TASK REQUIREMENTS: Would you write out the listing verbatim and skip every picture in it?

SOURCE DATA:
-.-.-

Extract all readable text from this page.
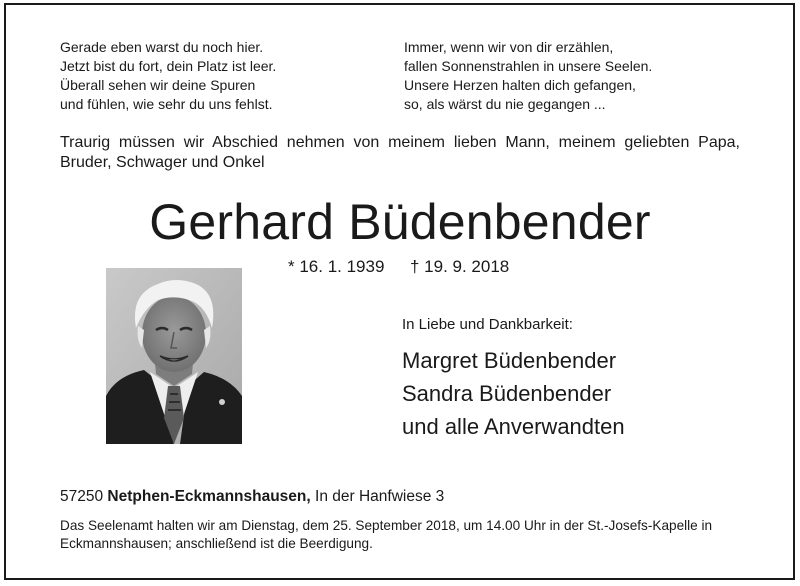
Gerade eben warst du noch hier.
Jetzt bist du fort, dein Platz ist leer.
Überall sehen wir deine Spuren
und fühlen, wie sehr du uns fehlst.
Immer, wenn wir von dir erzählen,
fallen Sonnenstrahlen in unsere Seelen.
Unsere Herzen halten dich gefangen,
so, als wärst du nie gegangen ...
Traurig müssen wir Abschied nehmen von meinem lieben Mann, meinem geliebten Papa, Bruder, Schwager und Onkel
Gerhard Büdenbender
* 16. 1. 1939 † 19. 9. 2018
In Liebe und Dankbarkeit:
Margret Büdenbender
Sandra Büdenbender
und alle Anverwandten
57250 Netphen-Eckmannshausen, In der Hanfwiese 3
Das Seelenamt halten wir am Dienstag, dem 25. September 2018, um 14.00 Uhr in der St.-Josefs-Kapelle in Eckmannshausen; anschließend ist die Beerdigung.
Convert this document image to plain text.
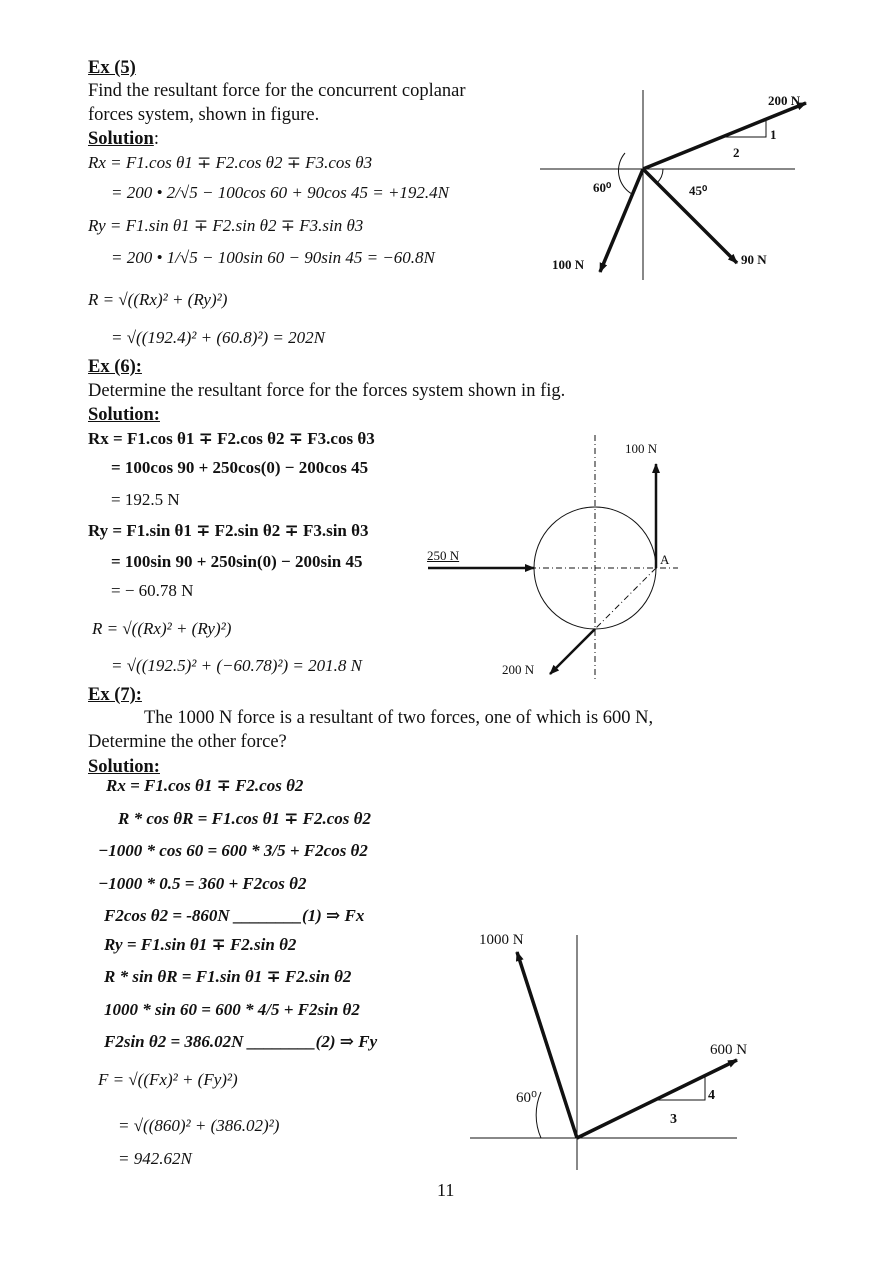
Ex (5)
Find the resultant force for the concurrent coplanar
forces system, shown in figure.
Solution:
Rx = F1.cos θ1 ∓ F2.cos θ2 ∓ F3.cos θ3
= 200 • 2/√5 − 100cos 60 + 90cos 45 = +192.4N
Ry = F1.sin θ1 ∓ F2.sin θ2 ∓ F3.sin θ3
= 200 • 1/√5 − 100sin 60 − 90sin 45 = −60.8N
R = √((Rx)² + (Ry)²)
= √((192.4)² + (60.8)²) = 202N
200 N
1
2
60⁰	45⁰
100 N	90 N
Ex (6):
Determine the resultant force for the forces system shown in fig.
Solution:
Rx = F1.cos θ1 ∓ F2.cos θ2 ∓ F3.cos θ3
= 100cos 90 + 250cos(0) − 200cos 45
= 192.5 N
Ry = F1.sin θ1 ∓ F2.sin θ2 ∓ F3.sin θ3
= 100sin 90 + 250sin(0) − 200sin 45
= − 60.78 N
R = √((Rx)² + (Ry)²)
= √((192.5)² + (−60.78)²) = 201.8 N
100 N
250 N	A
200 N
Ex (7):
The 1000 N force is a resultant of two forces, one of which is 600 N,
Determine the other force?
Solution:
Rx = F1.cos θ1 ∓ F2.cos θ2
R * cos θR = F1.cos θ1 ∓ F2.cos θ2
−1000 * cos 60 = 600 * 3/5 + F2cos θ2
−1000 * 0.5 = 360 + F2cos θ2
F2cos θ2 = -860N ________(1) ⇒ Fx
Ry = F1.sin θ1 ∓ F2.sin θ2
R * sin θR = F1.sin θ1 ∓ F2.sin θ2
1000 * sin 60 = 600 * 4/5 + F2sin θ2
F2sin θ2 = 386.02N ________(2) ⇒ Fy
F = √((Fx)² + (Fy)²)
= √((860)² + (386.02)²)
= 942.62N
1000 N
600 N
60⁰	4
3
11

-.-.-

SOLUTION TO THIS PROBLEM:
Extract all readable text from this page.
Gerade eben warst du noch hier.
Jetzt bist du fort, dein Platz ist leer.
Überall sehen wir deine Spuren
und fühlen, wie sehr du uns fehlst.
Immer, wenn wir von dir erzählen,
fallen Sonnenstrahlen in unsere Seelen.
Unsere Herzen halten dich gefangen,
so, als wärst du nie gegangen ...
Traurig müssen wir Abschied nehmen von meinem lieben Mann, meinem geliebten Papa, Bruder, Schwager und Onkel
Gerhard Büdenbender
* 16. 1. 1939 † 19. 9. 2018
In Liebe und Dankbarkeit:
Margret Büdenbender
Sandra Büdenbender
und alle Anverwandten
57250 Netphen-Eckmannshausen, In der Hanfwiese 3
Das Seelenamt halten wir am Dienstag, dem 25. September 2018, um 14.00 Uhr in der St.-Josefs-Kapelle in Eckmannshausen; anschließend ist die Beerdigung.
Convert this document image to plain text.
Ex (5)
Find the resultant force for the concurrent coplanar
forces system, shown in figure.
Solution:
Rx = F1.cos θ1 ∓ F2.cos θ2 ∓ F3.cos θ3
= 200 • 2/√5 − 100cos 60 + 90cos 45 = +192.4N
Ry = F1.sin θ1 ∓ F2.sin θ2 ∓ F3.sin θ3
= 200 • 1/√5 − 100sin 60 − 90sin 45 = −60.8N
R = √((Rx)² + (Ry)²)
= √((192.4)² + (60.8)²) = 202N
200 N
1
2
60⁰	45⁰
100 N	90 N
Ex (6):
Determine the resultant force for the forces system shown in fig.
Solution:
Rx = F1.cos θ1 ∓ F2.cos θ2 ∓ F3.cos θ3
= 100cos 90 + 250cos(0) − 200cos 45
= 192.5 N
Ry = F1.sin θ1 ∓ F2.sin θ2 ∓ F3.sin θ3
= 100sin 90 + 250sin(0) − 200sin 45
= − 60.78 N
R = √((Rx)² + (Ry)²)
= √((192.5)² + (−60.78)²) = 201.8 N
100 N
250 N	A
200 N
Ex (7):
The 1000 N force is a resultant of two forces, one of which is 600 N,
Determine the other force?
Solution:
Rx = F1.cos θ1 ∓ F2.cos θ2
R * cos θR = F1.cos θ1 ∓ F2.cos θ2
−1000 * cos 60 = 600 * 3/5 + F2cos θ2
−1000 * 0.5 = 360 + F2cos θ2
F2cos θ2 = -860N ________(1) ⇒ Fx
Ry = F1.sin θ1 ∓ F2.sin θ2
R * sin θR = F1.sin θ1 ∓ F2.sin θ2
1000 * sin 60 = 600 * 4/5 + F2sin θ2
F2sin θ2 = 386.02N ________(2) ⇒ Fy
F = √((Fx)² + (Fy)²)
= √((860)² + (386.02)²)
= 942.62N
1000 N
600 N
60⁰	4
3
11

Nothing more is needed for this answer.